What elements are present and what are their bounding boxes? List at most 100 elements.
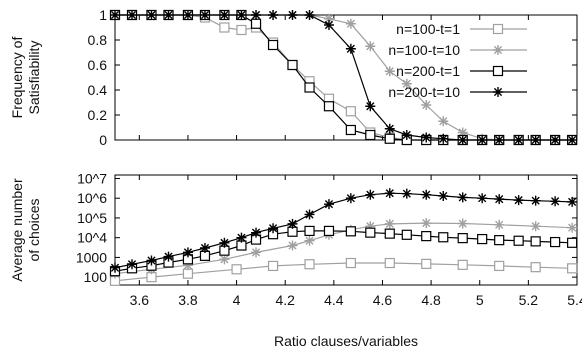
square-marker xyxy=(530,262,541,273)
x-tick-label: 4.2 xyxy=(275,292,295,308)
square-marker xyxy=(365,129,376,141)
plot-frame xyxy=(114,174,578,286)
square-marker xyxy=(421,258,432,269)
asterisk-marker xyxy=(493,87,503,97)
asterisk-marker xyxy=(401,130,412,140)
square-marker xyxy=(492,65,504,77)
y-tick-label: 10^6 xyxy=(77,190,107,206)
asterisk-marker xyxy=(199,10,210,20)
y-axis-label: Satisfiability xyxy=(26,41,42,115)
square-marker xyxy=(323,101,335,112)
square-marker xyxy=(567,237,578,248)
legend-sample xyxy=(470,65,527,77)
asterisk-marker xyxy=(457,218,468,229)
asterisk-marker xyxy=(251,247,262,258)
square-marker xyxy=(492,23,504,35)
asterisk-marker xyxy=(530,135,541,145)
y-tick-label: 1000 xyxy=(76,249,107,265)
square-marker xyxy=(267,39,279,51)
legend-sample xyxy=(470,23,527,35)
y-tick-label: 1 xyxy=(99,7,107,23)
asterisk-marker xyxy=(287,10,298,20)
asterisk-marker xyxy=(384,66,395,77)
asterisk-marker xyxy=(494,194,505,205)
square-marker xyxy=(365,227,376,238)
square-marker xyxy=(401,229,412,240)
asterisk-marker xyxy=(236,10,247,20)
asterisk-marker xyxy=(550,135,561,145)
asterisk-marker xyxy=(323,13,334,24)
x-tick-label: 5 xyxy=(476,292,484,308)
asterisk-marker xyxy=(530,221,541,232)
asterisk-marker xyxy=(304,209,315,220)
y-tick-label: 100 xyxy=(84,269,108,285)
asterisk-marker xyxy=(365,101,376,112)
square-marker xyxy=(231,264,242,275)
asterisk-marker xyxy=(323,199,334,210)
asterisk-marker xyxy=(567,196,578,207)
x-tick-label: 5.2 xyxy=(519,292,539,308)
x-tick-label: 3.6 xyxy=(130,292,150,308)
y-tick-label: 0.4 xyxy=(88,82,108,98)
asterisk-marker xyxy=(493,45,503,55)
asterisk-marker xyxy=(268,10,279,20)
asterisk-marker xyxy=(494,219,505,230)
series-n-100-t-10 xyxy=(110,218,578,279)
square-marker xyxy=(550,236,561,248)
asterisk-marker xyxy=(384,188,395,199)
asterisk-marker xyxy=(110,262,120,273)
square-marker xyxy=(457,259,468,270)
y-tick-label: 0.8 xyxy=(88,32,108,48)
asterisk-marker xyxy=(251,10,262,20)
square-marker xyxy=(494,235,505,246)
asterisk-marker xyxy=(345,193,356,204)
asterisk-marker xyxy=(268,223,279,234)
y-tick-label: 10^7 xyxy=(77,170,107,186)
asterisk-marker xyxy=(401,78,412,89)
square-marker xyxy=(530,236,541,247)
square-marker xyxy=(304,82,315,93)
series-n-100-t-1 xyxy=(109,9,578,146)
series-n-100-t-10 xyxy=(110,10,578,145)
series-n-200-t-1 xyxy=(109,9,578,146)
square-marker xyxy=(219,22,230,33)
square-marker xyxy=(567,263,578,274)
square-marker xyxy=(457,233,468,244)
series-line xyxy=(114,222,573,275)
asterisk-marker xyxy=(401,188,412,199)
y-tick-label: 0.6 xyxy=(88,57,108,73)
square-marker xyxy=(267,260,279,272)
square-marker xyxy=(384,228,395,239)
asterisk-marker xyxy=(494,135,505,145)
asterisk-marker xyxy=(477,135,488,145)
asterisk-marker xyxy=(110,10,120,20)
asterisk-marker xyxy=(421,189,432,200)
asterisk-marker xyxy=(477,193,488,204)
x-tick-label: 4 xyxy=(233,292,241,308)
asterisk-marker xyxy=(421,218,432,229)
asterisk-marker xyxy=(127,10,138,20)
y-axis-label: Average number xyxy=(9,178,25,282)
square-marker xyxy=(345,257,356,269)
asterisk-marker xyxy=(513,135,524,145)
y-axis-label: of choices xyxy=(26,198,42,261)
asterisk-marker xyxy=(323,20,334,30)
asterisk-marker xyxy=(199,242,210,253)
asterisk-marker xyxy=(182,10,193,20)
legend-label: n=100-t=10 xyxy=(388,42,460,58)
asterisk-marker xyxy=(251,227,262,238)
asterisk-marker xyxy=(365,189,376,200)
legend-label: n=200-t=1 xyxy=(396,63,460,79)
x-axis-label: Ratio clauses/variables xyxy=(274,333,418,349)
series-line xyxy=(115,14,573,141)
asterisk-marker xyxy=(457,135,468,145)
square-marker xyxy=(250,18,262,29)
asterisk-marker xyxy=(345,43,356,54)
asterisk-marker xyxy=(384,218,395,229)
asterisk-marker xyxy=(236,232,247,243)
asterisk-marker xyxy=(182,260,193,271)
asterisk-marker xyxy=(384,123,395,134)
asterisk-marker xyxy=(421,100,432,110)
square-marker xyxy=(182,268,194,279)
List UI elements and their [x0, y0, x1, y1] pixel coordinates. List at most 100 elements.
+++
Stated exercise =
Please copy out every one of the rows above word for word, keeping their order, and leave out the pictures.

Completed task =
What elements are present and what are their bounding boxes? List at most 100 elements.
square-marker xyxy=(530,262,541,273)
x-tick-label: 4.2 xyxy=(275,292,295,308)
square-marker xyxy=(365,129,376,141)
plot-frame xyxy=(114,174,578,286)
square-marker xyxy=(421,258,432,269)
asterisk-marker xyxy=(493,87,503,97)
asterisk-marker xyxy=(401,130,412,140)
square-marker xyxy=(492,65,504,77)
y-tick-label: 10^6 xyxy=(77,190,107,206)
asterisk-marker xyxy=(199,10,210,20)
y-axis-label: Satisfiability xyxy=(26,41,42,115)
square-marker xyxy=(323,101,335,112)
square-marker xyxy=(567,237,578,248)
legend-sample xyxy=(470,65,527,77)
asterisk-marker xyxy=(457,218,468,229)
asterisk-marker xyxy=(251,247,262,258)
square-marker xyxy=(492,23,504,35)
asterisk-marker xyxy=(530,135,541,145)
y-tick-label: 1000 xyxy=(76,249,107,265)
square-marker xyxy=(267,39,279,51)
legend-sample xyxy=(470,23,527,35)
y-tick-label: 1 xyxy=(99,7,107,23)
asterisk-marker xyxy=(287,10,298,20)
asterisk-marker xyxy=(384,66,395,77)
asterisk-marker xyxy=(494,194,505,205)
square-marker xyxy=(365,227,376,238)
square-marker xyxy=(401,229,412,240)
asterisk-marker xyxy=(236,10,247,20)
asterisk-marker xyxy=(550,135,561,145)
asterisk-marker xyxy=(323,13,334,24)
x-tick-label: 5 xyxy=(476,292,484,308)
asterisk-marker xyxy=(530,221,541,232)
asterisk-marker xyxy=(304,209,315,220)
y-tick-label: 100 xyxy=(84,269,108,285)
asterisk-marker xyxy=(365,101,376,112)
square-marker xyxy=(231,264,242,275)
asterisk-marker xyxy=(323,199,334,210)
asterisk-marker xyxy=(567,196,578,207)
x-tick-label: 5.2 xyxy=(519,292,539,308)
x-tick-label: 3.6 xyxy=(130,292,150,308)
y-tick-label: 0.4 xyxy=(88,82,108,98)
asterisk-marker xyxy=(493,45,503,55)
asterisk-marker xyxy=(268,10,279,20)
asterisk-marker xyxy=(494,219,505,230)
series-n-100-t-10 xyxy=(110,218,578,279)
square-marker xyxy=(550,236,561,248)
asterisk-marker xyxy=(384,188,395,199)
asterisk-marker xyxy=(110,262,120,273)
square-marker xyxy=(457,259,468,270)
y-tick-label: 0.8 xyxy=(88,32,108,48)
asterisk-marker xyxy=(251,10,262,20)
square-marker xyxy=(494,235,505,246)
asterisk-marker xyxy=(345,193,356,204)
asterisk-marker xyxy=(268,223,279,234)
y-tick-label: 10^7 xyxy=(77,170,107,186)
asterisk-marker xyxy=(401,78,412,89)
square-marker xyxy=(530,236,541,247)
square-marker xyxy=(304,82,315,93)
series-n-100-t-1 xyxy=(109,9,578,146)
series-n-100-t-10 xyxy=(110,10,578,145)
series-n-200-t-1 xyxy=(109,9,578,146)
square-marker xyxy=(219,22,230,33)
square-marker xyxy=(567,263,578,274)
square-marker xyxy=(457,233,468,244)
series-line xyxy=(114,222,573,275)
asterisk-marker xyxy=(401,188,412,199)
y-tick-label: 0.6 xyxy=(88,57,108,73)
square-marker xyxy=(267,260,279,272)
square-marker xyxy=(384,228,395,239)
asterisk-marker xyxy=(494,135,505,145)
asterisk-marker xyxy=(477,135,488,145)
asterisk-marker xyxy=(110,10,120,20)
asterisk-marker xyxy=(421,189,432,200)
asterisk-marker xyxy=(477,193,488,204)
x-tick-label: 4 xyxy=(233,292,241,308)
asterisk-marker xyxy=(421,218,432,229)
asterisk-marker xyxy=(127,10,138,20)
y-axis-label: Average number xyxy=(9,178,25,282)
square-marker xyxy=(345,257,356,269)
asterisk-marker xyxy=(513,135,524,145)
y-axis-label: of choices xyxy=(26,198,42,261)
asterisk-marker xyxy=(323,20,334,30)
asterisk-marker xyxy=(199,242,210,253)
asterisk-marker xyxy=(182,10,193,20)
legend-label: n=100-t=10 xyxy=(388,42,460,58)
asterisk-marker xyxy=(251,227,262,238)
asterisk-marker xyxy=(365,189,376,200)
legend-label: n=200-t=1 xyxy=(396,63,460,79)
x-axis-label: Ratio clauses/variables xyxy=(274,333,418,349)
series-line xyxy=(115,14,573,141)
asterisk-marker xyxy=(457,135,468,145)
square-marker xyxy=(250,18,262,29)
asterisk-marker xyxy=(345,43,356,54)
asterisk-marker xyxy=(384,218,395,229)
asterisk-marker xyxy=(236,232,247,243)
asterisk-marker xyxy=(182,260,193,271)
asterisk-marker xyxy=(384,123,395,134)
asterisk-marker xyxy=(421,100,432,110)
square-marker xyxy=(182,268,194,279)
List UI elements and their [x0, y0, x1, y1] pixel coordinates. List at most 100 elements.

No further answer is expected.